━━ Excerto selecionado

A interpretação, como se escreve, no referido Acórdão de 17-05-2021, «(…) tem por objeto descobrir, de entre os sentidos possíveis da lei, o seu sentido prevalente ou decisivo, sendo que na fixação do sentido e alcance de uma norma, a par da apreensão literal do texto, intervêm elementos lógicos de ordem sistemática, histórica e teleológica, e nessa medida não se pode perder de vista que o Acordo de Empresa nasce de declarações negociais emitidas no âmbito da autonomia negocial coletiva.».
O Supremo Tribunal de Justiça tem entendido que na interpretação das cláusulas de conteúdo regulativo das convenções coletivas de trabalho (incluindo o Acordo de Empresa) regem as normas atinentes à interpretação da lei, contidas no artigo 9.º do Código Civil, visto tais cláusulas serem dotadas de generalidade e abstração e serem suscetíveis de produzir efeitos na esfera jurídica de terceiros, conforme entendimento plasmado no Acórdão do STJ nº 1/2019, de 28-09-2018, publicado no DR 1ª série, nº 55, de 19/03/2019 [Este Acórdão, revista excecional ao abrigo do disposto no artigo 672.º, n.º 1, alínea b), do Código de Processo Civil, pode igualmente ser consultado in www.dgsi.pt, processo nº 1148/16.5TBBRG.G1.S2].
Nesta matéria, embora o artigo 9.º do Código Civil afirme no seu n.º 1 que a interpretação não deve cingir-se à letra da lei, prevê depois, que “não pode, porém, ser considerado pelo intérprete o pensamento legislativo que não tenha na letra da lei um mínimo de correspondência verbal, ainda que imperfeitamente expresso (nº 2) e que “na fixação do sentido e alcance da lei, o intérprete presumirá que o legislador consagrou as soluções mais acertadas e soube exprimir o seu pensamento em termos adequados (nº 3)”.
A interpretação é feita segundo as regras decorrentes do referido normativo, sendo que o enunciado linguístico da lei (no caso, da cláusula da convenção) é o ponto de partida de toda a interpretação, mas exerce também a função de um limite.
No citado Acórdão do Supremo Tribunal de Justiça nº 1/2019, escreveu-se que «[n]o domínio da interpretação de cláusulas de convenções coletivas de trabalho deve-se atribuir uma importância acrescida ao elemento literal, pois a letra do acordo é o ponto de partida e a baliza da interpretação.».

━━━━

O problema.
Enumere todas as datas que surgem no excerto selecionado e indique a que se refere cada uma.

━━ Linhas apresentadas

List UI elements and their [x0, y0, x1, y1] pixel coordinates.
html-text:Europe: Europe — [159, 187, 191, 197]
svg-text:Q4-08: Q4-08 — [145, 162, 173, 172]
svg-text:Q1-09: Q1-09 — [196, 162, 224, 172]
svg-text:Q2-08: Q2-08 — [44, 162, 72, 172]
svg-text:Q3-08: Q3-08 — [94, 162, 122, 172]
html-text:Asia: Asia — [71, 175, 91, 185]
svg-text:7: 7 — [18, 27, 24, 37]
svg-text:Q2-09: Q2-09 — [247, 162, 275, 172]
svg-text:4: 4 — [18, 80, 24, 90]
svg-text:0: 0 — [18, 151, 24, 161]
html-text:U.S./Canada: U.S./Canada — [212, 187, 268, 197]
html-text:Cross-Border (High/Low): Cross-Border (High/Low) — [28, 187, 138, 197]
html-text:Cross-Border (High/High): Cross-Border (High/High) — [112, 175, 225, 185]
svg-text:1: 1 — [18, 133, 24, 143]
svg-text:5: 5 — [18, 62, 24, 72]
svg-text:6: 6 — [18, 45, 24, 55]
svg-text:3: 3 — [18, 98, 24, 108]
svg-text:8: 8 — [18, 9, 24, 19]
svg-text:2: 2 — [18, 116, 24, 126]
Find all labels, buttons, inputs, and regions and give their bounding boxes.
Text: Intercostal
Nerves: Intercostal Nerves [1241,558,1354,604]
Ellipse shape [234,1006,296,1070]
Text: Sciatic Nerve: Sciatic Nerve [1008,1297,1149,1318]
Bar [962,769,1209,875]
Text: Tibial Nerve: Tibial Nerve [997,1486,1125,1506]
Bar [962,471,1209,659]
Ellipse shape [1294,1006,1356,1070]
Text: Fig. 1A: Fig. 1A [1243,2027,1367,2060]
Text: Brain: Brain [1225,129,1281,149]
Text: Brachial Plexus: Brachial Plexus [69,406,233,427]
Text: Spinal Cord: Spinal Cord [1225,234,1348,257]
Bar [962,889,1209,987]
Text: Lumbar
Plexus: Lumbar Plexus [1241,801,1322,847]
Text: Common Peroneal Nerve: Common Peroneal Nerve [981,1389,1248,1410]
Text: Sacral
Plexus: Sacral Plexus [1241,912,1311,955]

━━━━

Resposta final.
- 17-05-2021: data do Acórdão referido no início do excerto.
- 28-09-2018: data do Acórdão do STJ nº 1/2019.
- 19/03/2019: data da publicação desse Acórdão no DR 1ª série, nº 55.